Rewrite the part of the entries that opens at the very first line and closes with the line containing "x-tick-label-2: 1,8: [215, 380, 230, 392]", changing every "data-label" to "value-label" and leaving everything else as it is.

(Data listing)
== == ==

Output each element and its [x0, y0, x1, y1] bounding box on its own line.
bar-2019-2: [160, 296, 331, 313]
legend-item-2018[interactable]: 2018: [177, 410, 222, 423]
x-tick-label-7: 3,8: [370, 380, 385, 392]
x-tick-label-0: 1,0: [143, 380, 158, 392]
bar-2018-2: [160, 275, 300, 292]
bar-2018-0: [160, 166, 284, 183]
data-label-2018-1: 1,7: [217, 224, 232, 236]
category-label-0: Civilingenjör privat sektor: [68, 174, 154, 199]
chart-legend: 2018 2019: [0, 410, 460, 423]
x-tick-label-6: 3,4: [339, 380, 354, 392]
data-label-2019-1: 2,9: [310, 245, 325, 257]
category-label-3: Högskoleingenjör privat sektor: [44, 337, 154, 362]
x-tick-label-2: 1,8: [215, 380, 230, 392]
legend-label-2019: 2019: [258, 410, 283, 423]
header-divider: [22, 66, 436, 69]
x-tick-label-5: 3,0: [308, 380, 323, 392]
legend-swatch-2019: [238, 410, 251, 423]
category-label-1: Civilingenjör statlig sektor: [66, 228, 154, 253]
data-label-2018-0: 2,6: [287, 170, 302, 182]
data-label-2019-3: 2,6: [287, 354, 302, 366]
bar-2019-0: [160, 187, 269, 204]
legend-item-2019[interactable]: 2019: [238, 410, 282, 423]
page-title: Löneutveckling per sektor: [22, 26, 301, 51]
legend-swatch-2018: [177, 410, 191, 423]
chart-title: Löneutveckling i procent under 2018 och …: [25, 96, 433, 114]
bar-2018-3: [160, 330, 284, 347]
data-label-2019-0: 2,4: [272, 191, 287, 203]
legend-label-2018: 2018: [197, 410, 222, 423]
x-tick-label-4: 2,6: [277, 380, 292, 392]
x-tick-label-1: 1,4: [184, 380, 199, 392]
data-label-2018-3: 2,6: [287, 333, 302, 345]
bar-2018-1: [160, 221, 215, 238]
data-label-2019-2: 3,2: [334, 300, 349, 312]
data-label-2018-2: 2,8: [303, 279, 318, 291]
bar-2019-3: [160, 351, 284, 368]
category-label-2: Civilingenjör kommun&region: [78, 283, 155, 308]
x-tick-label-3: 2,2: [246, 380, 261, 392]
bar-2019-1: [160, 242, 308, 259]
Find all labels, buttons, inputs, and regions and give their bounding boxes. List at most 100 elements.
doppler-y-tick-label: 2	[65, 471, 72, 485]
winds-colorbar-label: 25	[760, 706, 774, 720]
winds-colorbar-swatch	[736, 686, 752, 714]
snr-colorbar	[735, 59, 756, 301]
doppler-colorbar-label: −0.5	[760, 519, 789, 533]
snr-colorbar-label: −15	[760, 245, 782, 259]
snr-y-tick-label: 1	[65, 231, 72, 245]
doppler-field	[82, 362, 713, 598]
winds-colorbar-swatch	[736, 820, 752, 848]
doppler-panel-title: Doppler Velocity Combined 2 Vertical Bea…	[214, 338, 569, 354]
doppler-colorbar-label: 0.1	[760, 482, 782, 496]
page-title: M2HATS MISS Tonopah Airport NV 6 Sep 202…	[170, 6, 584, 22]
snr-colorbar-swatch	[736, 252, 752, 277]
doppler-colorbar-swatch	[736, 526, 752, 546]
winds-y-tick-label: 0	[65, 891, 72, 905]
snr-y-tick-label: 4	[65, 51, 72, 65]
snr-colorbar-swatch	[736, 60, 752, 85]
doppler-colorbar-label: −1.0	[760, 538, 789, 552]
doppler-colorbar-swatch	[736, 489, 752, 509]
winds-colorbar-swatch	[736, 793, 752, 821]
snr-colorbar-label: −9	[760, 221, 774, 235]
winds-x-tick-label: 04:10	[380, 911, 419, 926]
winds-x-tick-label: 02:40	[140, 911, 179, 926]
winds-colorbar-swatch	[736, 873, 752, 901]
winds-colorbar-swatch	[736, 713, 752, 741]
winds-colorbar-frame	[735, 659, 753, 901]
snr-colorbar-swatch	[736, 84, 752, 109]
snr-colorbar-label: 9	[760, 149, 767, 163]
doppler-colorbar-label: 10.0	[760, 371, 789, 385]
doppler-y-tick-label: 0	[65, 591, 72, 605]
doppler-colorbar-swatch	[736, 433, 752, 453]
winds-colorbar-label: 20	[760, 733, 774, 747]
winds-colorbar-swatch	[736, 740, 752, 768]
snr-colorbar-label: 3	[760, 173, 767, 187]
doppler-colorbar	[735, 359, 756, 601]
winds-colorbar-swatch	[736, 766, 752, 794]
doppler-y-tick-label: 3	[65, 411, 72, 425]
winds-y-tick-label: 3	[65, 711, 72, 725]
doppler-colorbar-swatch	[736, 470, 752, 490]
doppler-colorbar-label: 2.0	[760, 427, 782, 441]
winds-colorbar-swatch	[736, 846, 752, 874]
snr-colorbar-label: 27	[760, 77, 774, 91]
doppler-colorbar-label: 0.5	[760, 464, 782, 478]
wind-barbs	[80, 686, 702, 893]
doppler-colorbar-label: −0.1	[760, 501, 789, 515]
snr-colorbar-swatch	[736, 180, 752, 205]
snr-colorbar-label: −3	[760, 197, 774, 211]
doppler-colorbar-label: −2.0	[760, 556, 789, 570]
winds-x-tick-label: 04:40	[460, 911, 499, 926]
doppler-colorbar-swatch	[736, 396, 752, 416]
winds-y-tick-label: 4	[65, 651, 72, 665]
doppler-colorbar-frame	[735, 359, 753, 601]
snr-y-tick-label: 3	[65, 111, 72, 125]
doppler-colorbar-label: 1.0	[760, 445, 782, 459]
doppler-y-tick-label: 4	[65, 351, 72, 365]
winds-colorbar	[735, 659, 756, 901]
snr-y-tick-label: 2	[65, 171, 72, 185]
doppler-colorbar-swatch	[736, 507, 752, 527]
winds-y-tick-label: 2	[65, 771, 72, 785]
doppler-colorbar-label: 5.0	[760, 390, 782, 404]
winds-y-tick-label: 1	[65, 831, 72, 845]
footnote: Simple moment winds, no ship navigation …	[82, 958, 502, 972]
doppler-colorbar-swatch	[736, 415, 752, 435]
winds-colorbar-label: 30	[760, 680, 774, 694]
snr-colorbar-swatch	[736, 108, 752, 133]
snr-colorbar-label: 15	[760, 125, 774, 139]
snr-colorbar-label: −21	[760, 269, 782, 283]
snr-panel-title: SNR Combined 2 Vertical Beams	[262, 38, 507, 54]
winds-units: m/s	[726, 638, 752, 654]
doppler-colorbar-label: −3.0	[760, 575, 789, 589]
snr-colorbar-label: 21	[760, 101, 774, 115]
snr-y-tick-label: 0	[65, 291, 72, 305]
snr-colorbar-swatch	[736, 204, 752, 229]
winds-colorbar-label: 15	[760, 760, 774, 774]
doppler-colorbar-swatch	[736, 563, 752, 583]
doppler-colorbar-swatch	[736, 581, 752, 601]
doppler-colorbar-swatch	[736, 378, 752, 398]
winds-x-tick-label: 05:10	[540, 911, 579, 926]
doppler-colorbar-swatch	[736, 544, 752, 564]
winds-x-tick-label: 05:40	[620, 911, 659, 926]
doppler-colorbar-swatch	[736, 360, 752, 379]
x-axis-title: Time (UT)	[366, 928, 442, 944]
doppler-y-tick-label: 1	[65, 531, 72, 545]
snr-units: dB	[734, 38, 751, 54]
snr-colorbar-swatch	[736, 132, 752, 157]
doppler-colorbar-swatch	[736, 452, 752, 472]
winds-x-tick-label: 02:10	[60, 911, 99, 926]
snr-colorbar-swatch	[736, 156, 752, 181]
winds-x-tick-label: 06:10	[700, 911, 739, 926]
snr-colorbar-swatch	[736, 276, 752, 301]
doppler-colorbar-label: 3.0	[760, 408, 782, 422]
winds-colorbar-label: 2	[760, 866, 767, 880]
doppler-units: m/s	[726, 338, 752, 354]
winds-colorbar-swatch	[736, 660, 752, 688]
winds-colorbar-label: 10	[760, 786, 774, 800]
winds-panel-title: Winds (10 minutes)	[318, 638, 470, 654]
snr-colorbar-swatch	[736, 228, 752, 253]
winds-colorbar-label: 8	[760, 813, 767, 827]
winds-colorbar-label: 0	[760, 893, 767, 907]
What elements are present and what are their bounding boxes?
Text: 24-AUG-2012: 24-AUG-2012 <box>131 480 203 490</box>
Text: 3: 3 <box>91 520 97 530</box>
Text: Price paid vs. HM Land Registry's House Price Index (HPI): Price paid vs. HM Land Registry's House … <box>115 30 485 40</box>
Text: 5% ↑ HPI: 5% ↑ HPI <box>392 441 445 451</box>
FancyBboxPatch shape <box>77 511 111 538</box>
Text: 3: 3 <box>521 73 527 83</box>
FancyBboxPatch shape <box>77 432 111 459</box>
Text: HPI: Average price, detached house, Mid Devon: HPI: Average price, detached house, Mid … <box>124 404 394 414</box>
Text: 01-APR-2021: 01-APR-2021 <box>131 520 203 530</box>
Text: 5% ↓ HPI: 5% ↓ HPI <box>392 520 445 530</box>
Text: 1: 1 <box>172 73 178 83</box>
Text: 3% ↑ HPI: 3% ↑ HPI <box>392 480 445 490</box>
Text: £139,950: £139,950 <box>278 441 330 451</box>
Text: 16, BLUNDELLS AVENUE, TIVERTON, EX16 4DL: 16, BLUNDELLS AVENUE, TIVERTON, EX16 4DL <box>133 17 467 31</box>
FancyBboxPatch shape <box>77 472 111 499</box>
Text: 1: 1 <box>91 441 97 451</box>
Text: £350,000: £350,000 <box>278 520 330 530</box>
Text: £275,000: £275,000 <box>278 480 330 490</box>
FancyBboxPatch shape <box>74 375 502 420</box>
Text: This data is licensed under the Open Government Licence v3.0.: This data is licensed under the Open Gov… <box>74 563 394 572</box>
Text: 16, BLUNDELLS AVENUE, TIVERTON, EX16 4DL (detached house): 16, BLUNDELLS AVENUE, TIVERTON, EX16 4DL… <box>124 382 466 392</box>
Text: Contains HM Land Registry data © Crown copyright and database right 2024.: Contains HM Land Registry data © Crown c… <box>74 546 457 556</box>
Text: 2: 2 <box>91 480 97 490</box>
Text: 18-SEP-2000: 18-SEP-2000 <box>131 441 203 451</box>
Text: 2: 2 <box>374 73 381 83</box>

== == ==

### [The answer]
Output each element and its [x0, y0, x1, y1] bounding box on its own line.
bar-2019-2: [160, 296, 331, 313]
legend-item-2018[interactable]: 2018: [177, 410, 222, 423]
x-tick-label-7: 3,8: [370, 380, 385, 392]
x-tick-label-0: 1,0: [143, 380, 158, 392]
bar-2018-2: [160, 275, 300, 292]
bar-2018-0: [160, 166, 284, 183]
value-label-2018-1: 1,7: [217, 224, 232, 236]
category-label-0: Civilingenjör privat sektor: [68, 174, 154, 199]
chart-legend: 2018 2019: [0, 410, 460, 423]
x-tick-label-6: 3,4: [339, 380, 354, 392]
value-label-2019-1: 2,9: [310, 245, 325, 257]
category-label-3: Högskoleingenjör privat sektor: [44, 337, 154, 362]
x-tick-label-2: 1,8: [215, 380, 230, 392]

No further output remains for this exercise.